++++ Dataset records ++++
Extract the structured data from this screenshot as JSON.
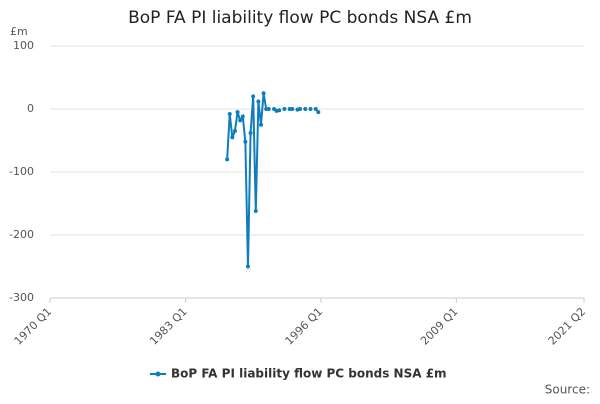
{
  "chart_data": {
    "type": "line",
    "title": "BoP FA PI liability flow PC bonds NSA £m",
    "y_unit": "£m",
    "source": "Source:",
    "x": [
      "1987 Q1",
      "1987 Q2",
      "1987 Q3",
      "1987 Q4",
      "1988 Q1",
      "1988 Q2",
      "1988 Q3",
      "1988 Q4",
      "1989 Q1",
      "1989 Q2",
      "1989 Q3",
      "1989 Q4",
      "1990 Q1",
      "1990 Q2",
      "1990 Q3",
      "1990 Q4",
      "1991 Q1",
      "1991 Q2",
      "1991 Q3",
      "1991 Q4",
      "1992 Q1",
      "1992 Q2",
      "1992 Q3",
      "1992 Q4",
      "1993 Q1",
      "1993 Q2",
      "1993 Q3",
      "1993 Q4",
      "1994 Q1",
      "1994 Q2",
      "1994 Q3",
      "1994 Q4",
      "1995 Q1",
      "1995 Q2",
      "1995 Q3",
      "1995 Q4"
    ],
    "series": [
      {
        "name": "BoP FA PI liability flow PC bonds NSA £m",
        "color": "#0e7dbd",
        "values": [
          -80,
          -8,
          -45,
          -35,
          -5,
          -18,
          -12,
          -52,
          -250,
          -38,
          20,
          -162,
          12,
          -25,
          25,
          0,
          0,
          null,
          0,
          -3,
          -2,
          null,
          0,
          null,
          0,
          0,
          null,
          -1,
          0,
          null,
          0,
          null,
          0,
          null,
          0,
          -5
        ]
      }
    ],
    "xlim": [
      "1970 Q1",
      "2021 Q2"
    ],
    "xticks": [
      "1970 Q1",
      "1983 Q1",
      "1996 Q1",
      "2009 Q1",
      "2021 Q2"
    ],
    "ylim": [
      -300,
      100
    ],
    "yticks": [
      -300,
      -200,
      -100,
      0,
      100
    ],
    "grid": true,
    "legend": "bottom"
  }
}
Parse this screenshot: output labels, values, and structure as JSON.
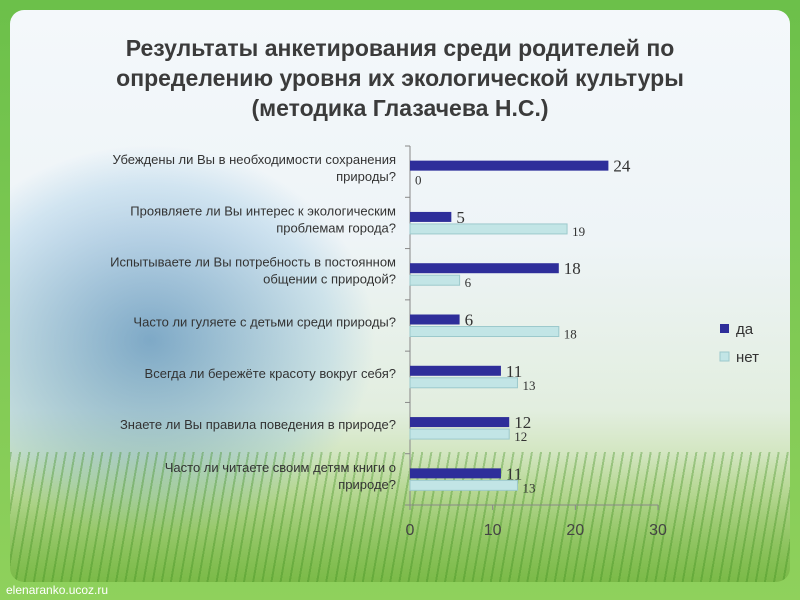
++++
## Stated exercise
Find the lines that include the string "values", then copy each of them.

## Exercise output
        "values": [
Parse this screenshot: output labels, values, and structure as JSON.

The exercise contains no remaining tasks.